I’ll skip breakfast as I don’t want to spoil my appetite for lunch, then read the papers and do Wordle on my phone, which I’d like to say I average in three, but it’s usually four.
I love reading in the bath for an hour. I’ve just finished Then We Take Berlin by John Lawton, which is very cynical and beautifully written and is about a cat burglar/spy in the Second World War. I’m a big fan of thrillers and spy novels.
I have a job which involves eating for a living, so for the last three years I’ve been going to reformer Pilates. I’m the oldest man there – everyone else is 20 years younger and has a body like a Greek god or goddess. If I didn’t go, I’d just be too fat and indolent.
After Pilates I feel like I’ve earned myself a fat lunch, so we’ll often go to a brilliant local Thai restaurant by Wormwood Scrubs called Fitou’s, where I’ll have blisteringly hot, non-farang raw prawns with garlic and chilli, with a bottle of wine. I know some people might visit their family for a bite to eat on a Saturday, but I don’t tend to nip down for lunch at Buckingham Palace and Clarence House as my mother is usually in the country at weekends now.

▶ [What you should do]: Carry on the account of a Saturday routine from its last sentence. The lines after this have nothing to do with it.

▶ [Supplied material]:
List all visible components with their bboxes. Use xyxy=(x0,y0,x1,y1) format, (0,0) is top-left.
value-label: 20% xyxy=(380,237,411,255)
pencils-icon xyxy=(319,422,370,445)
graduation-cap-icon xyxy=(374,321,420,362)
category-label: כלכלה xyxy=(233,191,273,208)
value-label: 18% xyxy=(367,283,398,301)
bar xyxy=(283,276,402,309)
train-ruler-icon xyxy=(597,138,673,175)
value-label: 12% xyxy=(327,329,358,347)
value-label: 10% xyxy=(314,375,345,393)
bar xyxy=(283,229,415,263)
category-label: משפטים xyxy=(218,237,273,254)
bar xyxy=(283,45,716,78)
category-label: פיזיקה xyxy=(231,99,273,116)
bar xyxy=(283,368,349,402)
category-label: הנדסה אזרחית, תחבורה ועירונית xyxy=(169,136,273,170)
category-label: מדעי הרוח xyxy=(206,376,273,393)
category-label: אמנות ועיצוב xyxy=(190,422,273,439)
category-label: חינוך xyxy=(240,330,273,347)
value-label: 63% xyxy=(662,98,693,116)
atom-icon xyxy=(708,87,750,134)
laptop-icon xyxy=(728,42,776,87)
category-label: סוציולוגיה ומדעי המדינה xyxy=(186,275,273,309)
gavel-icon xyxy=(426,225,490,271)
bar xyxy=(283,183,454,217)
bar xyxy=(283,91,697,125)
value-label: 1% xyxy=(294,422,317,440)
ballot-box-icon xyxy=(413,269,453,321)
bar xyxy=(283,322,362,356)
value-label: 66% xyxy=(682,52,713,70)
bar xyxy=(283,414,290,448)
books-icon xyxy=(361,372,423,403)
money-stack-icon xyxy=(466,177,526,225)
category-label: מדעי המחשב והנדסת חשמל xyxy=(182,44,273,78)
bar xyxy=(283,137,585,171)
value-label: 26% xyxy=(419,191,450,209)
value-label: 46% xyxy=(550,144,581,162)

▶ [Response below]:
I’m more likely to see her and Charles in the week, and when I do visit, I have a special high-security card that grants me access. And no, she doesn’t leave a spare key under a flowerpot. I know the palace policemen well, as do my kids, so I just flash the card and they let us in, and we go and say hi and have a cup of tea, and for the kids that’s entirely normal. If I don’t know whether my mother is in or not, I usually find out just by reading the paper and realising, ‘Oh, she’s on a royal tour this weekend.’
Charles, who genuinely is the loveliest man in the world, and I’m not just being oily, knows so much about food and loves his food, as does my mother.
My son Freddy [14 – Tom also has a daughter, Lola, 16, both with ex-wife Sara] and I are huge Spurs fans, so if they’re at home, we’ll go and watch them play. Our ritual is a seafood lunch at Bentley’s in Piccadilly, then up to Tottenham to soak up moments of mediocrity interspersed with moments of great passion, followed by a visit to the chicken shop opposite the stadium at full time. If we’re in a celebratory mood, we might pop into that peculiar Nigerian restaurant-cum-nightclub on Tottenham High Road and end up doing karaoke.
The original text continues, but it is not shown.